▶ _Goal_:
Render the lines from the one containing "x-tick-mantissa: 10 [357, 532, 382, 556]" through the one containing "data-point-circle [359, 135, 374, 150]" as a JSON list of strings, one string per line, with blank lines left out.

Labeled box rows:

########################################

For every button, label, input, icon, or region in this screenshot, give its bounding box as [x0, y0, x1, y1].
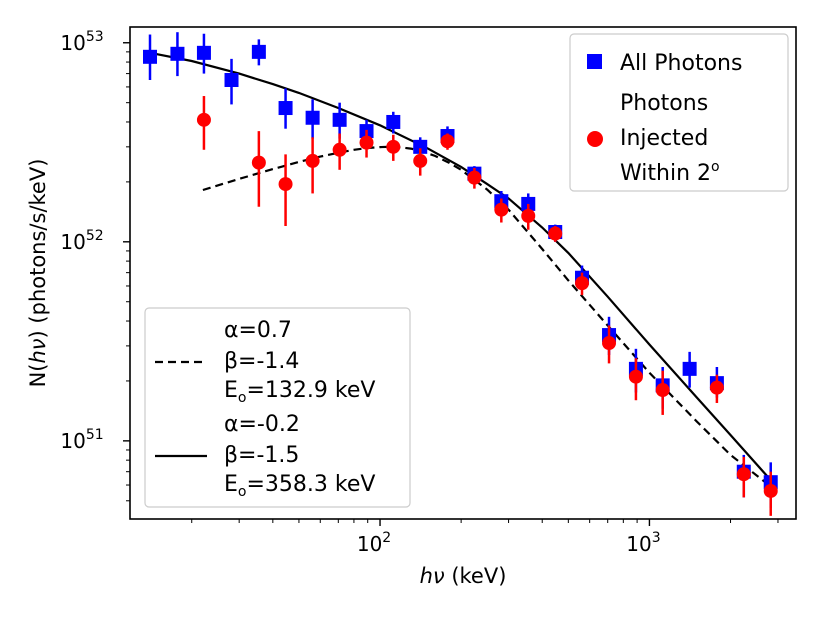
x-tick-mantissa: 10 [357, 532, 382, 556]
y-tick-mantissa: 10 [60, 31, 85, 55]
fit1-alpha: α=0.7 [224, 318, 292, 343]
data-point-circle [655, 383, 670, 398]
data-point-circle [575, 276, 590, 291]
fit-legend-box [144, 307, 411, 508]
data-point-circle [602, 336, 617, 351]
y-axis-label-symbol: hν [26, 338, 50, 363]
data-point-square [386, 114, 401, 129]
series-injected-photons [196, 96, 778, 516]
x-axis-label-symbol: hν [420, 564, 445, 588]
legend-photons-line2: Injected [620, 126, 708, 151]
fit2-e0-prefix: E [224, 472, 238, 497]
data-point-square [305, 110, 320, 125]
fit1-e0-sub: o [238, 390, 247, 406]
data-point-circle [332, 142, 347, 157]
data-point-circle [359, 135, 374, 150]
legend-circle-marker [587, 131, 603, 147]
data-point-circle [386, 139, 401, 154]
data-point-square [143, 49, 158, 64]
fit2-alpha: α=-0.2 [224, 412, 300, 437]
x-tick-exponent: 2 [382, 530, 391, 546]
data-point-circle [251, 155, 266, 170]
fit-legend: α=0.7 β=-1.4 Eo=132.9 keV α=-0.2 β=-1.5 … [144, 307, 411, 508]
data-point-circle [763, 483, 778, 498]
data-point-circle [305, 153, 320, 168]
y-tick-exponent: 52 [86, 228, 104, 244]
x-axis-ticks: 102 103 [191, 519, 779, 556]
data-point-circle [278, 177, 293, 192]
data-point-circle [521, 208, 536, 223]
data-point-square [251, 44, 266, 59]
y-tick-label: 1052 [60, 228, 103, 254]
marker-legend-box [569, 33, 789, 192]
x-tick-label: 102 [357, 530, 391, 556]
fit2-e0: Eo=358.3 keV [224, 472, 375, 500]
data-point-square [332, 112, 347, 127]
data-point-square [224, 73, 239, 88]
data-point-circle [628, 369, 643, 384]
fit1-e0-prefix: E [224, 378, 238, 403]
legend-photons-line3: Within 2o [620, 159, 720, 186]
legend-within-text: Within 2 [620, 161, 711, 186]
fit1-e0-value: =132.9 keV [246, 378, 375, 403]
y-axis-label-pre: N( [26, 364, 50, 388]
data-point-square [278, 101, 293, 116]
legend-photons-line1: Photons [620, 91, 708, 116]
data-series [143, 32, 778, 516]
x-tick-mantissa: 10 [626, 532, 651, 556]
data-point-circle [196, 112, 211, 127]
y-tick-exponent: 51 [86, 427, 104, 443]
fit1-beta: β=-1.4 [224, 349, 299, 374]
y-tick-mantissa: 10 [60, 230, 85, 254]
data-point-square [413, 139, 428, 154]
data-point-circle [440, 134, 455, 149]
legend-square-marker [587, 54, 602, 69]
fit2-e0-sub: o [238, 484, 247, 500]
y-axis-label-post: ) (photons/s/keV) [26, 159, 50, 339]
y-tick-label: 1051 [60, 427, 103, 453]
x-axis-label-unit: (keV) [445, 564, 507, 588]
fit2-beta: β=-1.5 [224, 443, 299, 468]
x-axis-label: hν (keV) [420, 564, 507, 588]
data-point-square [682, 361, 697, 376]
data-point-circle [494, 202, 509, 217]
data-point-circle [709, 380, 724, 395]
marker-legend: All Photons Photons Injected Within 2o [569, 33, 789, 192]
data-point-circle [467, 170, 482, 185]
y-tick-mantissa: 10 [60, 429, 85, 453]
data-point-circle [413, 153, 428, 168]
x-tick-exponent: 3 [652, 530, 661, 546]
data-point-square [170, 46, 185, 61]
legend-degree-sup: o [711, 159, 720, 175]
x-tick-label: 103 [626, 530, 660, 556]
data-point-circle [736, 467, 751, 482]
legend-all-photons: All Photons [620, 51, 742, 76]
y-tick-exponent: 53 [86, 29, 104, 45]
data-point-circle [548, 226, 563, 241]
fit1-e0: Eo=132.9 keV [224, 378, 375, 406]
fit2-e0-value: =358.3 keV [246, 472, 375, 497]
y-tick-label: 1053 [60, 29, 103, 55]
data-point-square [196, 45, 211, 60]
y-axis-label: N(hν) (photons/s/keV) [26, 159, 50, 388]
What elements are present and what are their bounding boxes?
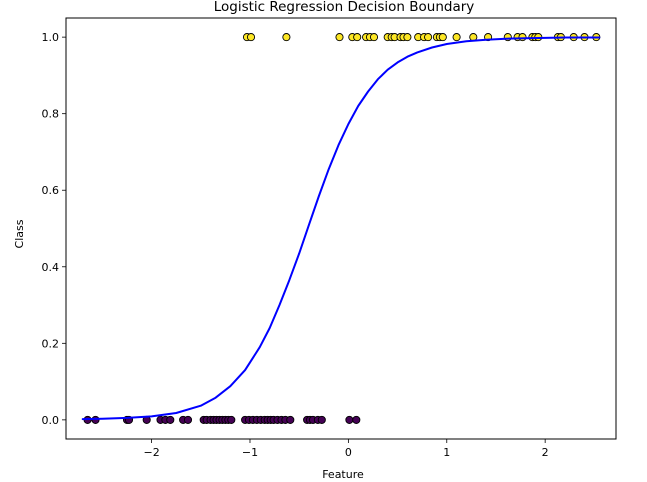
y-axis-label: Class [13, 219, 26, 248]
scatter-point-class-1 [369, 33, 379, 42]
plot-area [81, 33, 601, 424]
decision-boundary-curve [81, 36, 601, 421]
scatter-point-class-0 [286, 415, 295, 424]
x-tick-label: 0 [345, 446, 352, 459]
x-tick-label: 2 [542, 446, 549, 459]
x-tick-label: −2 [143, 446, 159, 459]
scatter-point-class-1 [282, 33, 291, 42]
scatter-point-class-0 [317, 415, 326, 424]
plot-frame [65, 17, 617, 440]
y-tick-label: 0.6 [42, 184, 60, 197]
y-tick-label: 1.0 [42, 31, 60, 44]
scatter-point-class-1 [452, 33, 461, 42]
scatter-point-class-0 [227, 415, 236, 424]
scatter-point-class-1 [353, 33, 362, 42]
scatter-point-class-0 [352, 415, 361, 424]
scatter-point-class-0 [166, 415, 175, 424]
scatter-point-class-1 [335, 33, 344, 42]
scatter-point-class-1 [518, 33, 527, 42]
scatter-point-class-1 [246, 33, 256, 42]
x-tick-label: 1 [443, 446, 450, 459]
scatter-point-class-0 [183, 415, 193, 424]
x-axis-label: Feature [322, 468, 364, 481]
scatter-point-class-1 [424, 33, 433, 42]
scatter-point-class-1 [438, 33, 447, 42]
y-tick-label: 0.0 [42, 414, 60, 427]
y-tick-label: 0.4 [42, 261, 60, 274]
axes: −2 −1 0 1 2 0.0 0.2 0.4 0.6 0.8 1.0 [42, 31, 549, 459]
chart-title: Logistic Regression Decision Boundary [214, 0, 475, 15]
scatter-point-class-0 [91, 415, 100, 424]
x-tick-label: −1 [242, 446, 258, 459]
scatter-point-class-0 [345, 415, 354, 424]
scatter-point-class-1 [403, 33, 412, 42]
y-tick-label: 0.8 [42, 108, 60, 121]
y-tick-label: 0.2 [42, 337, 60, 350]
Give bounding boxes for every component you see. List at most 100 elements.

########################################

▶ _Full response_:
[
  "x-tick-mantissa: 10 [357, 532, 382, 556]",
  "y-tick-mantissa: 10 [60, 31, 85, 55]",
  "fit1-alpha: α=0.7 [224, 318, 292, 343]",
  "data-point-circle [655, 383, 670, 398]",
  "data-point-circle [575, 276, 590, 291]",
  "fit-legend-box [144, 307, 411, 508]",
  "data-point-circle [602, 336, 617, 351]",
  "y-axis-label-symbol: hν [26, 338, 50, 363]",
  "data-point-square [386, 114, 401, 129]",
  "series-injected-photons [196, 96, 778, 516]",
  "x-axis-label-symbol: hν [420, 564, 445, 588]",
  "legend-photons-line2: Injected [620, 126, 708, 151]",
  "fit2-e0-prefix: E [224, 472, 238, 497]",
  "data-point-square [305, 110, 320, 125]",
  "fit1-e0-sub: o [238, 390, 247, 406]",
  "data-point-circle [332, 142, 347, 157]",
  "data-point-circle [359, 135, 374, 150]"
]